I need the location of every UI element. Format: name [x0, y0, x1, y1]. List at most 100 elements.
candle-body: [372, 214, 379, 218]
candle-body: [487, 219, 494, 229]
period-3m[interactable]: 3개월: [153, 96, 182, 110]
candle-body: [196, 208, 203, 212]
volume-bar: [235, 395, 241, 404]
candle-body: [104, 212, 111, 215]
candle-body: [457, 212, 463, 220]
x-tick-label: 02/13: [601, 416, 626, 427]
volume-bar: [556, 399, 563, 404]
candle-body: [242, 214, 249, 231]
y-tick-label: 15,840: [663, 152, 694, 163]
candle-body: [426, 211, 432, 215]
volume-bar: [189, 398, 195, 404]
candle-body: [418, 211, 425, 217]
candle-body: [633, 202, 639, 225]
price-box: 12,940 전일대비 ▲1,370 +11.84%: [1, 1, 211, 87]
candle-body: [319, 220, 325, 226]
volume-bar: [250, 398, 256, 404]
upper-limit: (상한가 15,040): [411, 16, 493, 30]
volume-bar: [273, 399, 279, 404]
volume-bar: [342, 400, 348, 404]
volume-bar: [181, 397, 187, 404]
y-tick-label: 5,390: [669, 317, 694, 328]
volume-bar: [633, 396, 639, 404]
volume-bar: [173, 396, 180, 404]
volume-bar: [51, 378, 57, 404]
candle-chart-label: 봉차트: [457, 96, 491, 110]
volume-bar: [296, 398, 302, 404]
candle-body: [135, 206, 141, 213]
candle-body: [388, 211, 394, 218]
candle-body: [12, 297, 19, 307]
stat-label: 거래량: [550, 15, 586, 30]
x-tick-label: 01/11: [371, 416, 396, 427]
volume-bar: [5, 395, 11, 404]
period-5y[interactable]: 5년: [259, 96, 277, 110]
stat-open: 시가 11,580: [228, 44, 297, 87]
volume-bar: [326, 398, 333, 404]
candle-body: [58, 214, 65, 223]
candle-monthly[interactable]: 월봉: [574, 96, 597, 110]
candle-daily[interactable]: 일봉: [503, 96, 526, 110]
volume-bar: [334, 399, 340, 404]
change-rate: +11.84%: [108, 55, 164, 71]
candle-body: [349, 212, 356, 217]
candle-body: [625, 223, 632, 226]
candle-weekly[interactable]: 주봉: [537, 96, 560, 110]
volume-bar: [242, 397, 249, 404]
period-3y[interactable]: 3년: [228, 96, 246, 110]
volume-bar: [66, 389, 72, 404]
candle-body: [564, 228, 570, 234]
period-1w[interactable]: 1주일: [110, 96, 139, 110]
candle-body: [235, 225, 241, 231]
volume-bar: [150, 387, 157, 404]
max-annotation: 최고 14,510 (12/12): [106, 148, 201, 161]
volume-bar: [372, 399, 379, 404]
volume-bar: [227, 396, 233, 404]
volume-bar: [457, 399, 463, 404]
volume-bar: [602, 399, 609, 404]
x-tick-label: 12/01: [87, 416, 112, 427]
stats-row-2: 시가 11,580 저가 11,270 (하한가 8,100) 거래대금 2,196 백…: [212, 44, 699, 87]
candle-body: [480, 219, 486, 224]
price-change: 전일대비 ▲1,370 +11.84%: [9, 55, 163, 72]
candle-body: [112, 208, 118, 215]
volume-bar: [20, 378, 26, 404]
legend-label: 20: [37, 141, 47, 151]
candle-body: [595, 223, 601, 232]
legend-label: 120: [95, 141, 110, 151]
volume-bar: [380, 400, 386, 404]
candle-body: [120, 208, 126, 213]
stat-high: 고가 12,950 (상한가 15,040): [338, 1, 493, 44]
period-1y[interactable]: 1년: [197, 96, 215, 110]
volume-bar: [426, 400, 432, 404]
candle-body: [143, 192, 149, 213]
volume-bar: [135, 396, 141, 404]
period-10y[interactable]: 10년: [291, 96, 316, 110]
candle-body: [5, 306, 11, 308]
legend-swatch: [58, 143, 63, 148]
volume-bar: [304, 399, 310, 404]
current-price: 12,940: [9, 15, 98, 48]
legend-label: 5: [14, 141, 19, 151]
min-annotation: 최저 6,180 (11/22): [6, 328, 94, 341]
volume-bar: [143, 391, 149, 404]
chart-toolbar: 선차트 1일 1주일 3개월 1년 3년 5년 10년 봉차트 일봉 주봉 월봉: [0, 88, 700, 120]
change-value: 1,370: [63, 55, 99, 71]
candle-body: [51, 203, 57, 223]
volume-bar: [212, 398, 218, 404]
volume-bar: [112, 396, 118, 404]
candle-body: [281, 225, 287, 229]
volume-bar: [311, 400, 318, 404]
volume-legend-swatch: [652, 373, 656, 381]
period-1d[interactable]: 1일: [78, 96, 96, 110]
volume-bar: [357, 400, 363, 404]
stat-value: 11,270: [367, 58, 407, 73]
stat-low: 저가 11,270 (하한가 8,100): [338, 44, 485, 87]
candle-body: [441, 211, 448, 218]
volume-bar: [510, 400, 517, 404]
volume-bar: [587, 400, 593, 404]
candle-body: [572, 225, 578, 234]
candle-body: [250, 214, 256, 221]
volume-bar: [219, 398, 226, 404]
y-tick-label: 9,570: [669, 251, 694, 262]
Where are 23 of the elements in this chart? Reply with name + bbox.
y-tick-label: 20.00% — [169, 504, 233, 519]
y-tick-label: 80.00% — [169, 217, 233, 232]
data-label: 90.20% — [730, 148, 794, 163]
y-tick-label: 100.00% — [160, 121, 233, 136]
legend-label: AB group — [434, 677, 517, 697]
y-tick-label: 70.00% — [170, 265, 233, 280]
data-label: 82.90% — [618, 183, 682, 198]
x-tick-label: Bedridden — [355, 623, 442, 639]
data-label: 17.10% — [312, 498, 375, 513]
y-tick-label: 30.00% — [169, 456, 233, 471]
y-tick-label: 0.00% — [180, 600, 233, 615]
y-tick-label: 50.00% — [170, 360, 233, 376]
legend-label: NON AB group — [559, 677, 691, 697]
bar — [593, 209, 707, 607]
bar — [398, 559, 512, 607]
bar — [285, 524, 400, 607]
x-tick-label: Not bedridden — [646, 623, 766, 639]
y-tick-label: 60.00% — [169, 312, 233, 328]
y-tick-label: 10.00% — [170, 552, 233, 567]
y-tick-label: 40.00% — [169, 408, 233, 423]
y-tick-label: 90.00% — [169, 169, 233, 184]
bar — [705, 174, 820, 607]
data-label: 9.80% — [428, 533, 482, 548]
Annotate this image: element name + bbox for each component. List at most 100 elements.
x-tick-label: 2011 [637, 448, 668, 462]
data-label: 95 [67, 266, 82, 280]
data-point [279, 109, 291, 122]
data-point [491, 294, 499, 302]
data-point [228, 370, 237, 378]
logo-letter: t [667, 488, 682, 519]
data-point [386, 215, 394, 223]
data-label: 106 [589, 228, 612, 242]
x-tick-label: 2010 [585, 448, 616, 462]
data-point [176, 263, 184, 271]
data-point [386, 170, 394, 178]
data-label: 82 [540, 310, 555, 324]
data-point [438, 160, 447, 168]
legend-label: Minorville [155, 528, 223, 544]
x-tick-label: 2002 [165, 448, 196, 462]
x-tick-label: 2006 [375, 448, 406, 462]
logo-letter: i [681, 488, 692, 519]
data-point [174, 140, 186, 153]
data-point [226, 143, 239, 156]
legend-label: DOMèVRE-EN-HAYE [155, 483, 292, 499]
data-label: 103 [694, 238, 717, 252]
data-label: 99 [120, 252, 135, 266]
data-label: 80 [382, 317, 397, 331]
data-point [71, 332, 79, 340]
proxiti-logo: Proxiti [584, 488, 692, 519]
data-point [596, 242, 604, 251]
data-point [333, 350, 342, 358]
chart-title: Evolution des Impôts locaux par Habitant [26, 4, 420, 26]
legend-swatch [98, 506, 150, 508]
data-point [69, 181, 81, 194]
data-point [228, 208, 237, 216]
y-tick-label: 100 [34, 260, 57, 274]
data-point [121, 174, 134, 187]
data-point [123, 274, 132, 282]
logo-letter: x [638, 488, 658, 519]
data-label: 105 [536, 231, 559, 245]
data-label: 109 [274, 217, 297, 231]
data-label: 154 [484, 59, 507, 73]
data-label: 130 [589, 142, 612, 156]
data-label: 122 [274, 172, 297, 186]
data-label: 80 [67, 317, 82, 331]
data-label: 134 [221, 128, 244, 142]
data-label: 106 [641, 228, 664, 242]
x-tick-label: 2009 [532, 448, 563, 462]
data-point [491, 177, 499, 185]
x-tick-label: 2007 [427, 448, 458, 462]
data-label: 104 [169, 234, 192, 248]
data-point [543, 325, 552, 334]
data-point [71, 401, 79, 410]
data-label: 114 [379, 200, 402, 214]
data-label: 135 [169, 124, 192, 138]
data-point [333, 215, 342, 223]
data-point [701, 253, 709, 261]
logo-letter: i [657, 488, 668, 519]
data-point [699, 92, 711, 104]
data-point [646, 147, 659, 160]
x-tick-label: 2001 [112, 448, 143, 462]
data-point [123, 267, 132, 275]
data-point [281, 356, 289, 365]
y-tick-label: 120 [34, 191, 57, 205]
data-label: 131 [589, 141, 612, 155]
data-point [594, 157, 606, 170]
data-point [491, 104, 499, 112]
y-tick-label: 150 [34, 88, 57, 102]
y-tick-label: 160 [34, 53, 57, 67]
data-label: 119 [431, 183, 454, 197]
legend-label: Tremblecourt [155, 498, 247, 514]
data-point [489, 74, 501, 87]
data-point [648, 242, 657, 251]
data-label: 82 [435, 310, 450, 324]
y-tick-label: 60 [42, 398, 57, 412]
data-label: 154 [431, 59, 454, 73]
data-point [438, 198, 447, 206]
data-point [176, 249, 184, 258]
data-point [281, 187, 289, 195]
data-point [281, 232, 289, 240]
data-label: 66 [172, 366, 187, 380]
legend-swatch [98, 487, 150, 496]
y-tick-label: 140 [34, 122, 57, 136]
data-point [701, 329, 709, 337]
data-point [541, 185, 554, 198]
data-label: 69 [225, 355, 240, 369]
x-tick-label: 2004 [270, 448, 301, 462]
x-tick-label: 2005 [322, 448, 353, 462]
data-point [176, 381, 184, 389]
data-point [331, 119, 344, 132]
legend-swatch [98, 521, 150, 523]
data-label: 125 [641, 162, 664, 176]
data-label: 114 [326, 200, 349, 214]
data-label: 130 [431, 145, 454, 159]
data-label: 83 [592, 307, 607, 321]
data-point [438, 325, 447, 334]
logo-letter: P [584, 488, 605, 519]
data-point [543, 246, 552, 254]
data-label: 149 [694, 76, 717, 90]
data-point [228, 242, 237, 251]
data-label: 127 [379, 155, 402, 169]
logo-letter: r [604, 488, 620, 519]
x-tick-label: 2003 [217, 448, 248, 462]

● ● ● ● ●

Your goal:
Reproduce the rows word for word, from the first one through the row containing "candle-body: [242, 214, 249, 231]".

Answer in full:
I need the location of every UI element. Format: name [x0, y0, x1, y1]. List at most 100 elements.
candle-body: [372, 214, 379, 218]
candle-body: [487, 219, 494, 229]
period-3m[interactable]: 3개월: [153, 96, 182, 110]
candle-body: [196, 208, 203, 212]
volume-bar: [235, 395, 241, 404]
candle-body: [104, 212, 111, 215]
candle-body: [457, 212, 463, 220]
x-tick-label: 02/13: [601, 416, 626, 427]
volume-bar: [556, 399, 563, 404]
candle-body: [242, 214, 249, 231]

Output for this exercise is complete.